=== DATASET ENTRIES ===

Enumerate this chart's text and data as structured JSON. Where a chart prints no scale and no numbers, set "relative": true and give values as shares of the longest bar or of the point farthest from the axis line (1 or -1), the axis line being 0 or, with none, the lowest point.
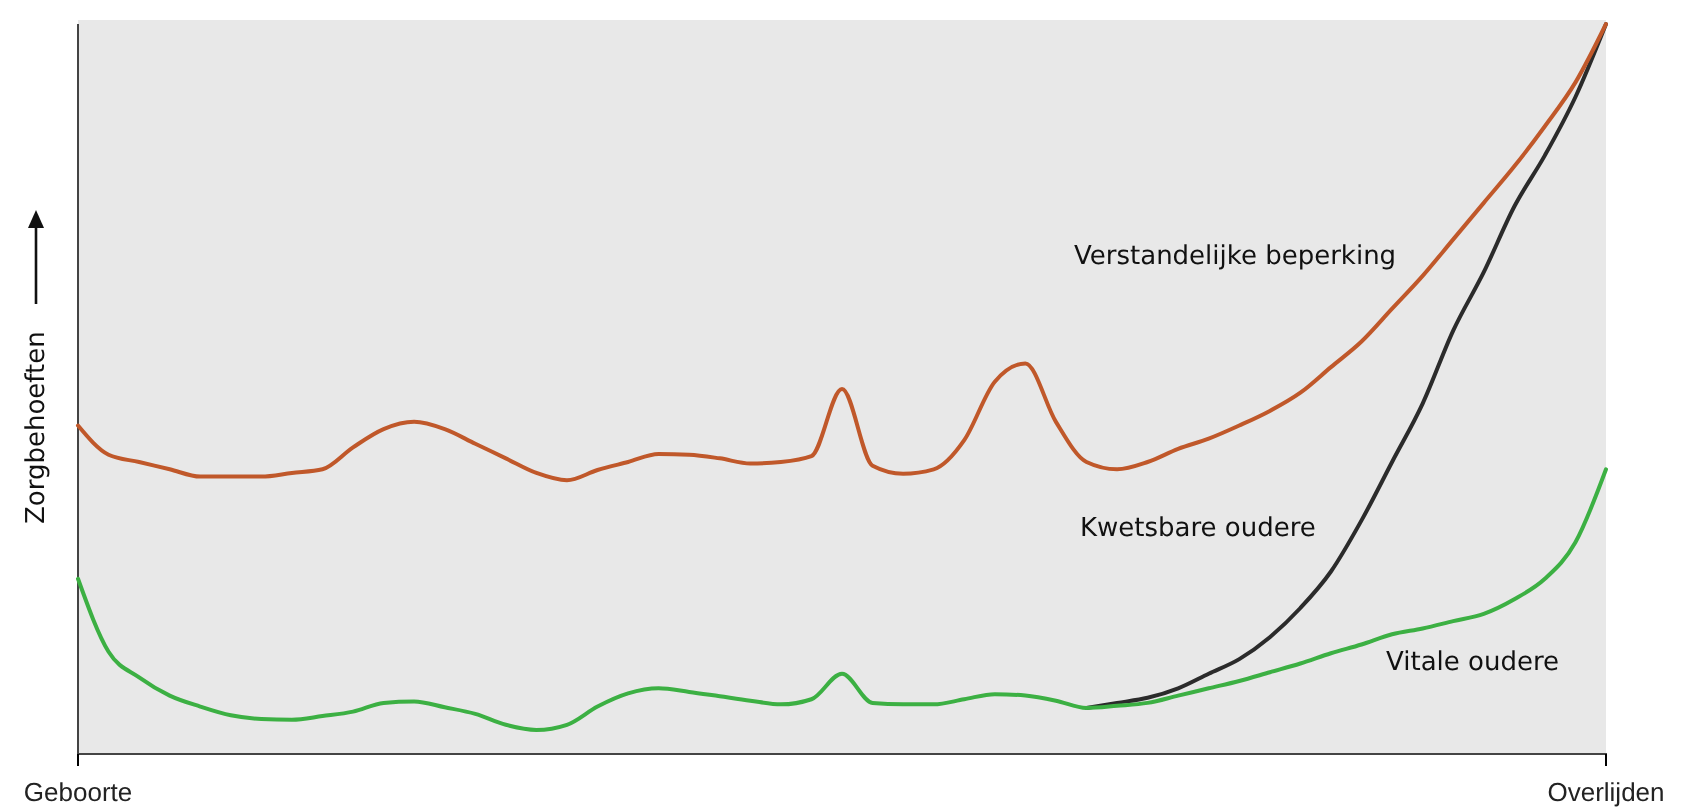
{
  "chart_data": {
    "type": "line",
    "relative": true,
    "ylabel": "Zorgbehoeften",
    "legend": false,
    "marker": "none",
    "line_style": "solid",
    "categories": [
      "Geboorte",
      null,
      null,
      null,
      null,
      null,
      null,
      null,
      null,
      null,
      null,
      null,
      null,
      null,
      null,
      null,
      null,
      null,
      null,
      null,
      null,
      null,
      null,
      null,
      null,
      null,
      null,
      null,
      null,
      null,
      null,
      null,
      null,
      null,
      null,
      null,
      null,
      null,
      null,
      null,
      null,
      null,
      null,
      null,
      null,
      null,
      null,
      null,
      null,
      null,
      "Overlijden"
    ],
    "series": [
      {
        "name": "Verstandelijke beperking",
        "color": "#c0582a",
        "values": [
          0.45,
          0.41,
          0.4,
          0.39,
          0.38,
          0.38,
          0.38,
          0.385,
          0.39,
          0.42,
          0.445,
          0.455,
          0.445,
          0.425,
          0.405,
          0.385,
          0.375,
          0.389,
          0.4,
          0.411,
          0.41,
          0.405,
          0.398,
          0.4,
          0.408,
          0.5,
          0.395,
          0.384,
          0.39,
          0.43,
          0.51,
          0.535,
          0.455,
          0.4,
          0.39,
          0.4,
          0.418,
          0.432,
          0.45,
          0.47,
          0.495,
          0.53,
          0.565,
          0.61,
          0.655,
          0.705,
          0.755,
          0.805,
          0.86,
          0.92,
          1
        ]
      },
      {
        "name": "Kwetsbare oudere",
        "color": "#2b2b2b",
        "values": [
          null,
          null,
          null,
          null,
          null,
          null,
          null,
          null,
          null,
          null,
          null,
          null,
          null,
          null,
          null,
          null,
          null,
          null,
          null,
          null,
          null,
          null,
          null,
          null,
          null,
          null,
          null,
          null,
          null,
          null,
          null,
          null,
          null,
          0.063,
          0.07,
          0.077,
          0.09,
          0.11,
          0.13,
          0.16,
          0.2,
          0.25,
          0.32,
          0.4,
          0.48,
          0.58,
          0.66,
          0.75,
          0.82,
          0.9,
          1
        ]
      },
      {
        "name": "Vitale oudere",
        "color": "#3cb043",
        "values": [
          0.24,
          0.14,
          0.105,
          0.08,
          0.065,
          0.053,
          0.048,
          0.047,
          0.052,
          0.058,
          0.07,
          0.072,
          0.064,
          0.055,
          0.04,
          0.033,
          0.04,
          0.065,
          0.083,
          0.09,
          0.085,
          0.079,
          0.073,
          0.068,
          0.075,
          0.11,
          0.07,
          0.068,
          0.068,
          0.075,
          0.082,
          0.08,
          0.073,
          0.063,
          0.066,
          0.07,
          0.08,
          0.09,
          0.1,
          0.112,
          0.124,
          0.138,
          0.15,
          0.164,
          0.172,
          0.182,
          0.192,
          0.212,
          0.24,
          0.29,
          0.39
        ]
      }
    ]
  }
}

===

GOAL: Quote every record above exactly, omitting any pictures they contain.

COMPLETE RESPONSE:
Enumerate this chart's text and data as structured JSON. Where a chart prints no scale and no numbers, set "relative": true and give values as shares of the longest bar or of the point farthest from the axis line (1 or -1), the axis line being 0 or, with none, the lowest point.
{
  "chart_data": {
    "type": "line",
    "relative": true,
    "ylabel": "Zorgbehoeften",
    "legend": false,
    "marker": "none",
    "line_style": "solid",
    "categories": [
      "Geboorte",
      null,
      null,
      null,
      null,
      null,
      null,
      null,
      null,
      null,
      null,
      null,
      null,
      null,
      null,
      null,
      null,
      null,
      null,
      null,
      null,
      null,
      null,
      null,
      null,
      null,
      null,
      null,
      null,
      null,
      null,
      null,
      null,
      null,
      null,
      null,
      null,
      null,
      null,
      null,
      null,
      null,
      null,
      null,
      null,
      null,
      null,
      null,
      null,
      null,
      "Overlijden"
    ],
    "series": [
      {
        "name": "Verstandelijke beperking",
        "color": "#c0582a",
        "values": [
          0.45,
          0.41,
          0.4,
          0.39,
          0.38,
          0.38,
          0.38,
          0.385,
          0.39,
          0.42,
          0.445,
          0.455,
          0.445,
          0.425,
          0.405,
          0.385,
          0.375,
          0.389,
          0.4,
          0.411,
          0.41,
          0.405,
          0.398,
          0.4,
          0.408,
          0.5,
          0.395,
          0.384,
          0.39,
          0.43,
          0.51,
          0.535,
          0.455,
          0.4,
          0.39,
          0.4,
          0.418,
          0.432,
          0.45,
          0.47,
          0.495,
          0.53,
          0.565,
          0.61,
          0.655,
          0.705,
          0.755,
          0.805,
          0.86,
          0.92,
          1
        ]
      },
      {
        "name": "Kwetsbare oudere",
        "color": "#2b2b2b",
        "values": [
          null,
          null,
          null,
          null,
          null,
          null,
          null,
          null,
          null,
          null,
          null,
          null,
          null,
          null,
          null,
          null,
          null,
          null,
          null,
          null,
          null,
          null,
          null,
          null,
          null,
          null,
          null,
          null,
          null,
          null,
          null,
          null,
          null,
          0.063,
          0.07,
          0.077,
          0.09,
          0.11,
          0.13,
          0.16,
          0.2,
          0.25,
          0.32,
          0.4,
          0.48,
          0.58,
          0.66,
          0.75,
          0.82,
          0.9,
          1
        ]
      },
      {
        "name": "Vitale oudere",
        "color": "#3cb043",
        "values": [
          0.24,
          0.14,
          0.105,
          0.08,
          0.065,
          0.053,
          0.048,
          0.047,
          0.052,
          0.058,
          0.07,
          0.072,
          0.064,
          0.055,
          0.04,
          0.033,
          0.04,
          0.065,
          0.083,
          0.09,
          0.085,
          0.079,
          0.073,
          0.068,
          0.075,
          0.11,
          0.07,
          0.068,
          0.068,
          0.075,
          0.082,
          0.08,
          0.073,
          0.063,
          0.066,
          0.07,
          0.08,
          0.09,
          0.1,
          0.112,
          0.124,
          0.138,
          0.15,
          0.164,
          0.172,
          0.182,
          0.192,
          0.212,
          0.24,
          0.29,
          0.39
        ]
      }
    ]
  }
}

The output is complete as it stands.